• WORK INSTRUCTIONS:
Scan the data below for the string "soubory". Show every line where it turns up.
------------------------------------------------------------
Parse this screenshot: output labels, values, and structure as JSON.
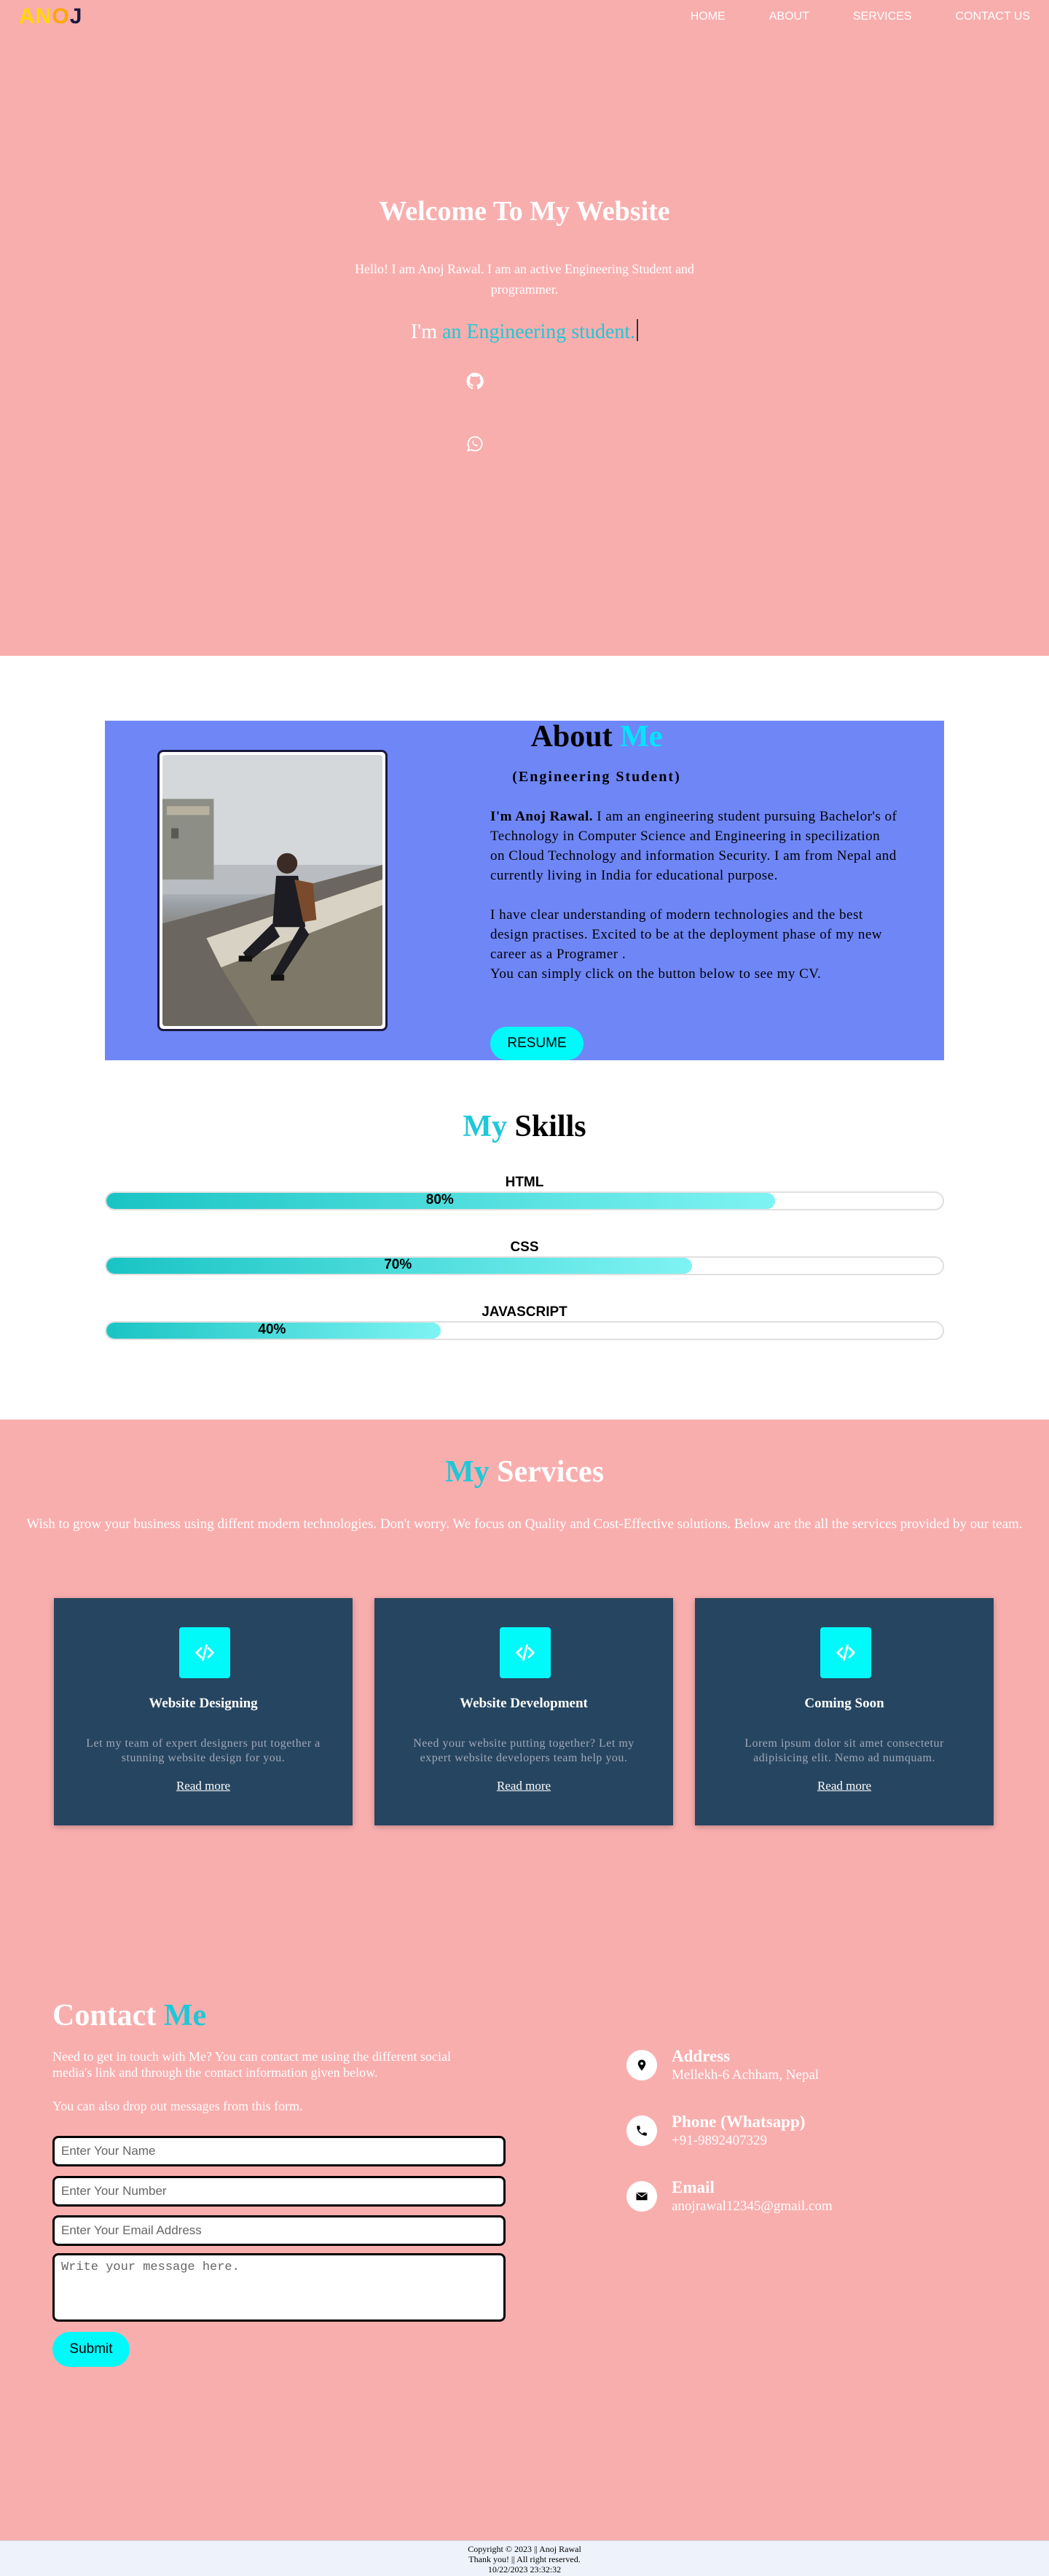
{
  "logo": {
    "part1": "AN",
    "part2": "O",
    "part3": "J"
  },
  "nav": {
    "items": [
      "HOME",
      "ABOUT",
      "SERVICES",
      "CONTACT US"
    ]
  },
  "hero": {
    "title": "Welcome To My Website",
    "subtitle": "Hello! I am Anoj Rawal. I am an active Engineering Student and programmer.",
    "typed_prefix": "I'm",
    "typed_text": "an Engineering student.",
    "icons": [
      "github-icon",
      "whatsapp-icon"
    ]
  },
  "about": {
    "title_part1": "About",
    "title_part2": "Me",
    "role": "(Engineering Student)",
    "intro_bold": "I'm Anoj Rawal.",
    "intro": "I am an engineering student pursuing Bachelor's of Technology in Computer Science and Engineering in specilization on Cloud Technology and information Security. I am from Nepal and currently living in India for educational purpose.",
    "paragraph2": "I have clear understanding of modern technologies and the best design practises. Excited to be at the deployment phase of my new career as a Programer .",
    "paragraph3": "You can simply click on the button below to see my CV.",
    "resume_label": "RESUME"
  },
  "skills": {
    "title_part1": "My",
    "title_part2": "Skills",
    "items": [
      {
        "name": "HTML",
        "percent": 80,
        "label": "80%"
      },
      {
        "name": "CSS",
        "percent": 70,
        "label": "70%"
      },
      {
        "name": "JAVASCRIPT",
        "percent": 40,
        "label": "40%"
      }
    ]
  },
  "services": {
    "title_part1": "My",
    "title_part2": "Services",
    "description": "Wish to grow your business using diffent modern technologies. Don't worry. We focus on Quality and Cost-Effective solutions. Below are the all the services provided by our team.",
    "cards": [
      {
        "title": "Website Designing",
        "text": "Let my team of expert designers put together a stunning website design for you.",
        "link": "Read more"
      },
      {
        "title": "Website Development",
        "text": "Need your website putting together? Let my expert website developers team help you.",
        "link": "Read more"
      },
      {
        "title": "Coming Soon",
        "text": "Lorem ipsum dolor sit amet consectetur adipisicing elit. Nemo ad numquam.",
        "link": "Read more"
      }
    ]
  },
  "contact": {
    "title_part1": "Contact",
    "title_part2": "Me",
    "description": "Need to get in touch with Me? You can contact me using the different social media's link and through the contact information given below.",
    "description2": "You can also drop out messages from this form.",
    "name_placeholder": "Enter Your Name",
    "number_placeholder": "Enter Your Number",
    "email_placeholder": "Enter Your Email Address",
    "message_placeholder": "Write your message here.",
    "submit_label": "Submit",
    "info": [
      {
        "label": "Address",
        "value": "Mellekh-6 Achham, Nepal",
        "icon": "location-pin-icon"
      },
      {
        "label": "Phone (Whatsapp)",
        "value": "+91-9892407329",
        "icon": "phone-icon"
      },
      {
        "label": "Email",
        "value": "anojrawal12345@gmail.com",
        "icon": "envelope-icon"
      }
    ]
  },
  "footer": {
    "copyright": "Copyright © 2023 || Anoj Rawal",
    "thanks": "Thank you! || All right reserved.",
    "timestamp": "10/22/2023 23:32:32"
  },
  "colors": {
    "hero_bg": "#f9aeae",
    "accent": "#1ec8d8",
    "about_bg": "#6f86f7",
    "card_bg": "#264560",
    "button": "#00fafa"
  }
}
------------------------------------------------------------
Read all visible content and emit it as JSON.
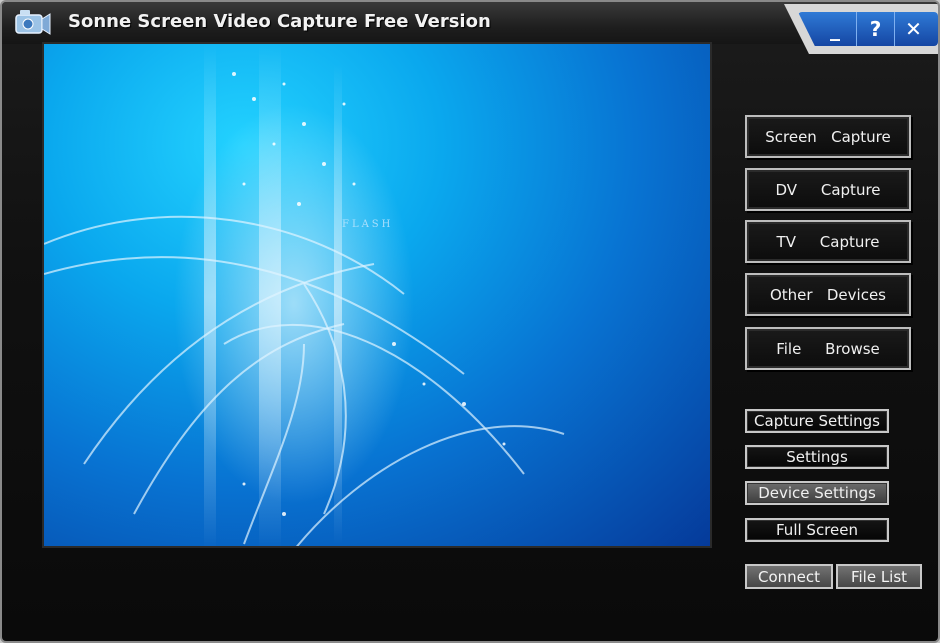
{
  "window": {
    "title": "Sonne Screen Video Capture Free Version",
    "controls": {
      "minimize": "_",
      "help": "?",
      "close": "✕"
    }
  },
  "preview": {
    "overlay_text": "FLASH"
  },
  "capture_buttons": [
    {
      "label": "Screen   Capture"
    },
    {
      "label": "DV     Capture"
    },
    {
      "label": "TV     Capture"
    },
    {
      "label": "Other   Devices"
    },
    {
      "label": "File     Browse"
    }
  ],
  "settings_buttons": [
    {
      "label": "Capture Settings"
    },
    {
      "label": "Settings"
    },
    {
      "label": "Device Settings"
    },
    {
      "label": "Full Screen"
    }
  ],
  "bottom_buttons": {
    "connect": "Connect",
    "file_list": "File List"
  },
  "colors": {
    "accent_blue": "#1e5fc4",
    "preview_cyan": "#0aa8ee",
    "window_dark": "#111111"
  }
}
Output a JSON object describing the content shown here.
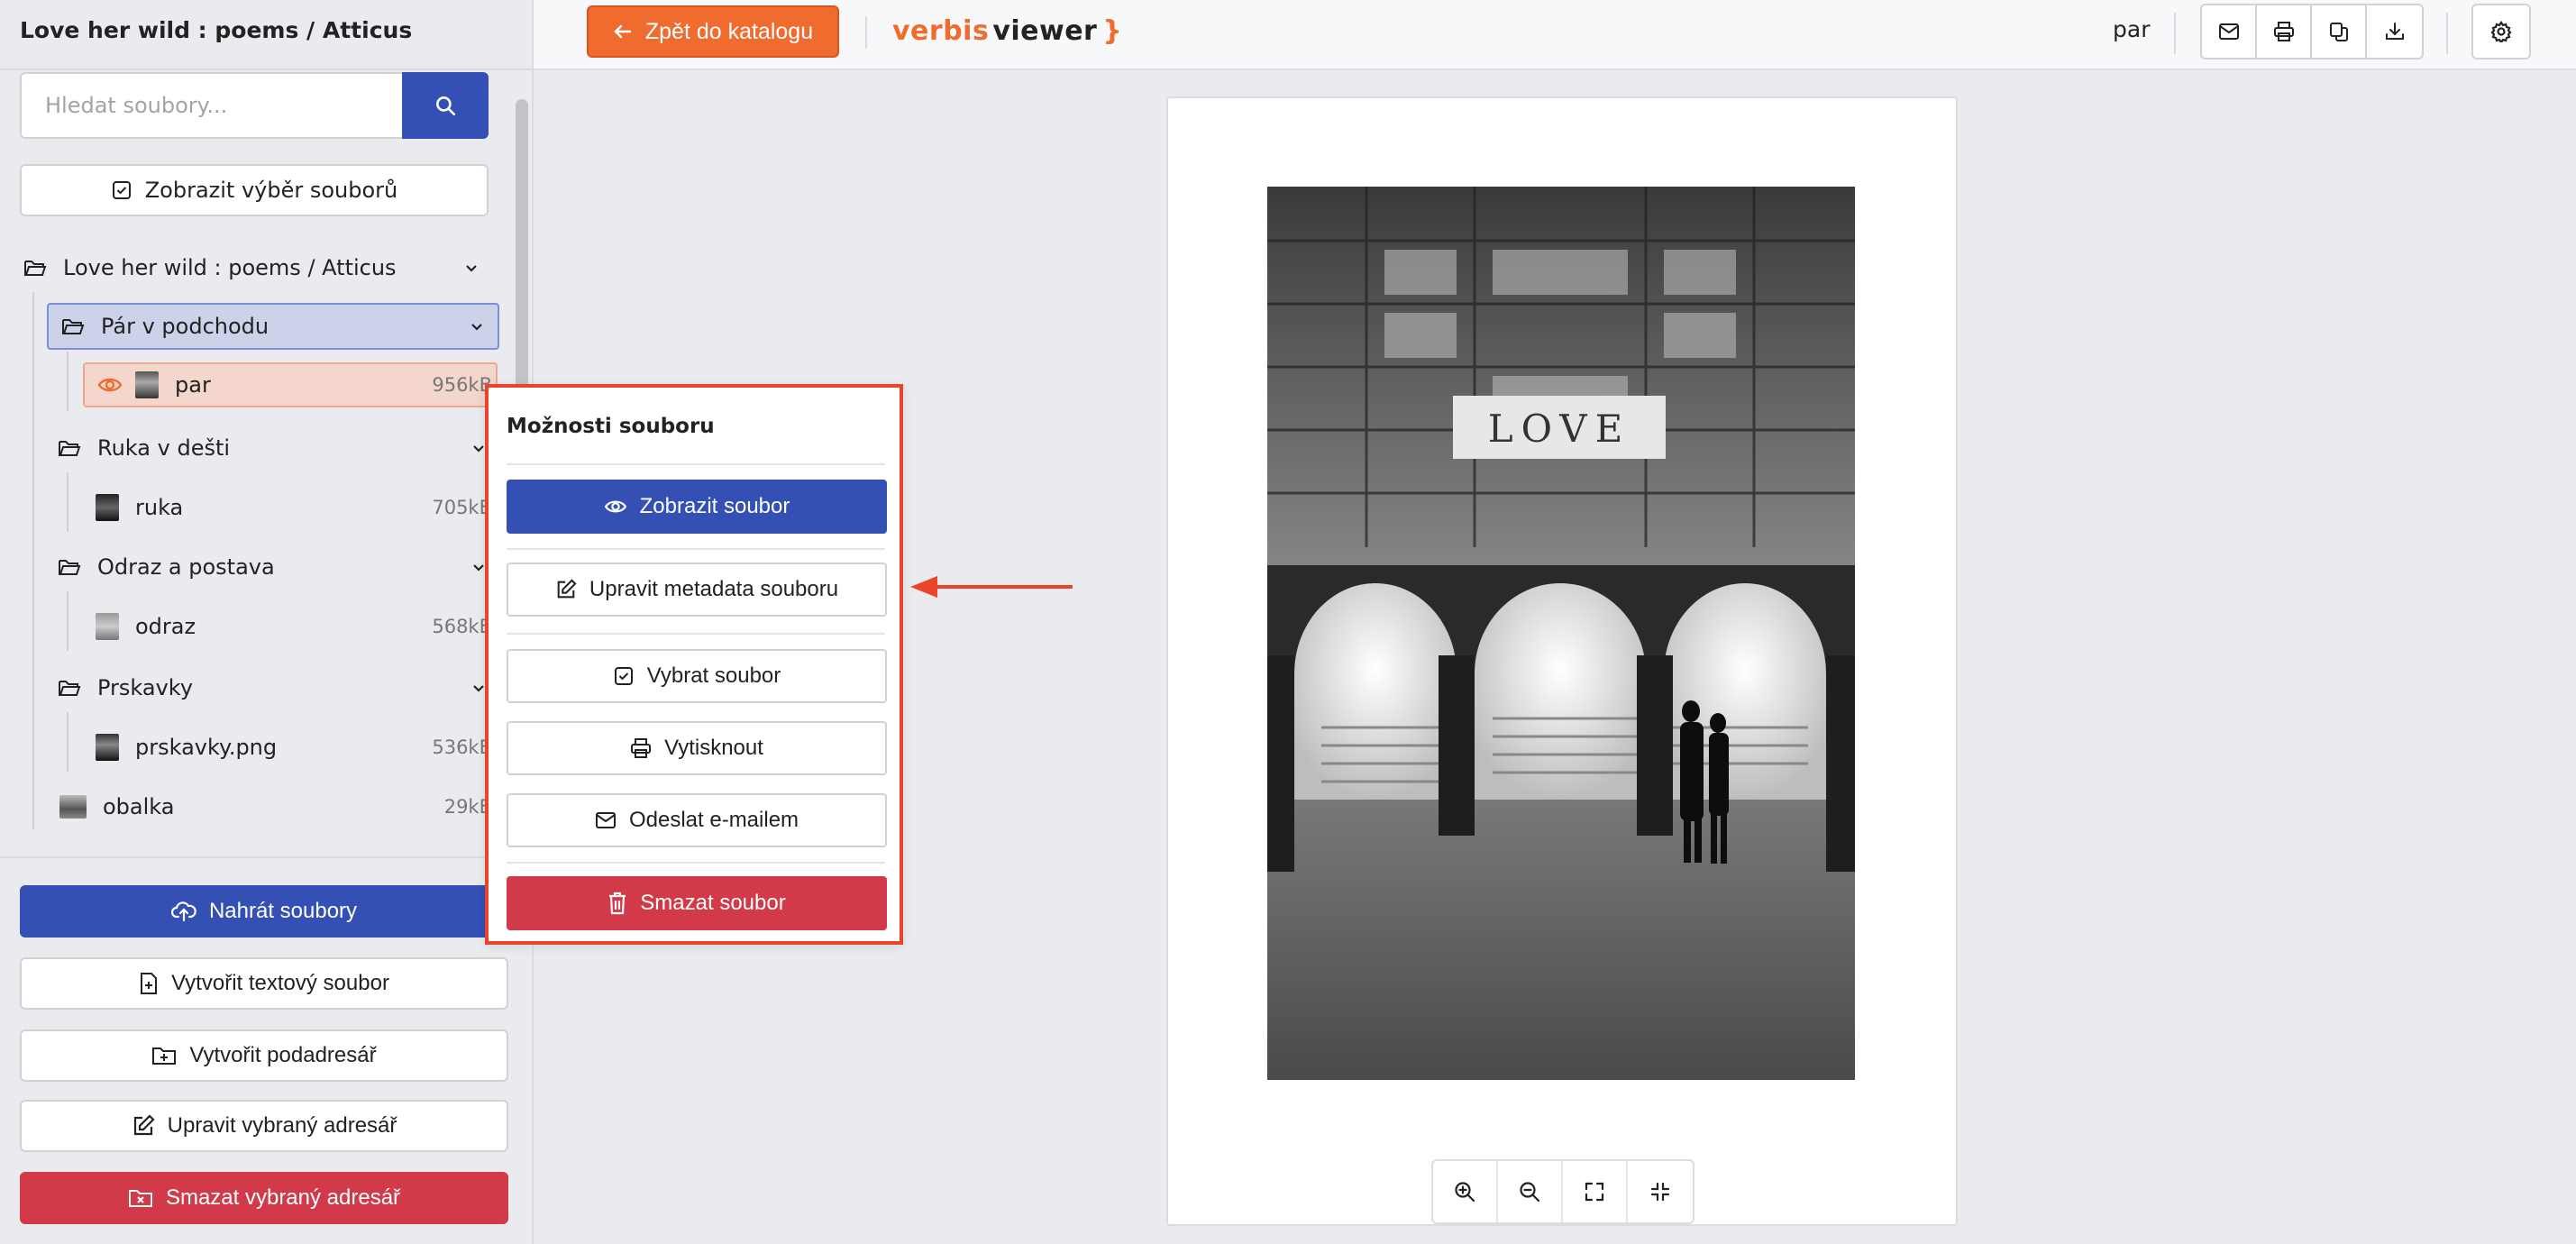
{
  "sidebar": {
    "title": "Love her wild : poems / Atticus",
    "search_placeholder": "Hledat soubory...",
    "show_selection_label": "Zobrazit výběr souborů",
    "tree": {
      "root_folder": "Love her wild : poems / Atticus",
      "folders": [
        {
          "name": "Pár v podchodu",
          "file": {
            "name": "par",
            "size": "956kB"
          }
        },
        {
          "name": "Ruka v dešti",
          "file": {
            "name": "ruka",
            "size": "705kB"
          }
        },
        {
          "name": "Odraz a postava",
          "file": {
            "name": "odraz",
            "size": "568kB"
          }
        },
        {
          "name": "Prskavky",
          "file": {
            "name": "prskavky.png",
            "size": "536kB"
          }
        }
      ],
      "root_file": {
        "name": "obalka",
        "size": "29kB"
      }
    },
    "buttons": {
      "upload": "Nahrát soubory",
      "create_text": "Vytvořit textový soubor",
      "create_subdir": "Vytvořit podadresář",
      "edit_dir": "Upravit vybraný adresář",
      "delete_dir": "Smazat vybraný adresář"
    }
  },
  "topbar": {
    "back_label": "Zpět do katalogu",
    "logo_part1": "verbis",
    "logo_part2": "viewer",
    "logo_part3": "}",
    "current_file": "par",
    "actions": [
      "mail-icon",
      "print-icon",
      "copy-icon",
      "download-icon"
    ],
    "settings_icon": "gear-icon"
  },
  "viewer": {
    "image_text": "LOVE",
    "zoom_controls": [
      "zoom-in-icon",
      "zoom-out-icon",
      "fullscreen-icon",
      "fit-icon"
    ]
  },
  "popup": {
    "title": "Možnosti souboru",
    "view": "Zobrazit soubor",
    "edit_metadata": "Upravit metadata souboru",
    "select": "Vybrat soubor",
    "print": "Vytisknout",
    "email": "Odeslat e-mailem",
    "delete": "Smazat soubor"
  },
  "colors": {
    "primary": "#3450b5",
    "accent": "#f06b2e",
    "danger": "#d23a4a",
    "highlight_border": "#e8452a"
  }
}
------------------------------------------------------------
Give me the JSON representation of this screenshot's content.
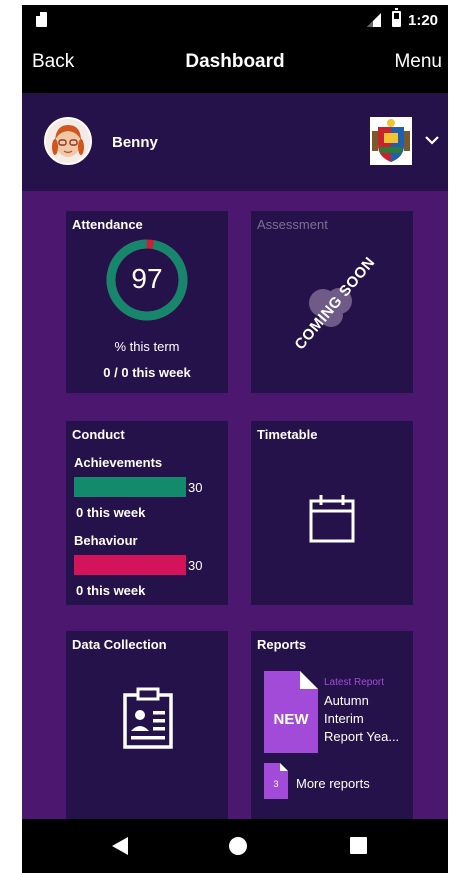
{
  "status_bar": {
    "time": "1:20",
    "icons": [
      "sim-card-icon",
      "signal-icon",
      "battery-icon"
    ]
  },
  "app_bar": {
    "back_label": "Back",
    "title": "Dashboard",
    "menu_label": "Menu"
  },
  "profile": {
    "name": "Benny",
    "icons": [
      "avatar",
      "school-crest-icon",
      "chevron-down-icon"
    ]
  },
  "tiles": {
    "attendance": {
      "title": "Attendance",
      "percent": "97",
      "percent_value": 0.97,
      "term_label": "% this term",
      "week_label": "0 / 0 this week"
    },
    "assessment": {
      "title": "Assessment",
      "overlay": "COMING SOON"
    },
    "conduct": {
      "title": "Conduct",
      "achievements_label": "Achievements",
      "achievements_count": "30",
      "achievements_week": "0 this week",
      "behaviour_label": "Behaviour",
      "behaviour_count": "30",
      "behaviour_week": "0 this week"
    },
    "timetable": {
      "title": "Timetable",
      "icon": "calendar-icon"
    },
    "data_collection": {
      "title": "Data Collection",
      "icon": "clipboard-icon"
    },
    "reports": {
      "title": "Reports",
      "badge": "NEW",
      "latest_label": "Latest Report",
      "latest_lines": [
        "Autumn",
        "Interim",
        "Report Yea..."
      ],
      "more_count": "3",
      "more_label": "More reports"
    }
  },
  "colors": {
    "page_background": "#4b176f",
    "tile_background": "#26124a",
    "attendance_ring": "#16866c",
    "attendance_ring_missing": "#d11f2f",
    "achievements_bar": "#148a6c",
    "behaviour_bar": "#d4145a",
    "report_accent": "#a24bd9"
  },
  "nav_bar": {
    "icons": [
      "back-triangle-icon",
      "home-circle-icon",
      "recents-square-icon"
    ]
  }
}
------------------------------------------------------------
• SOLUTION FOR THIS PROBLEM:
    "search_placeholder": "Hledat soubory...",
      "upload": "Nahrát soubory",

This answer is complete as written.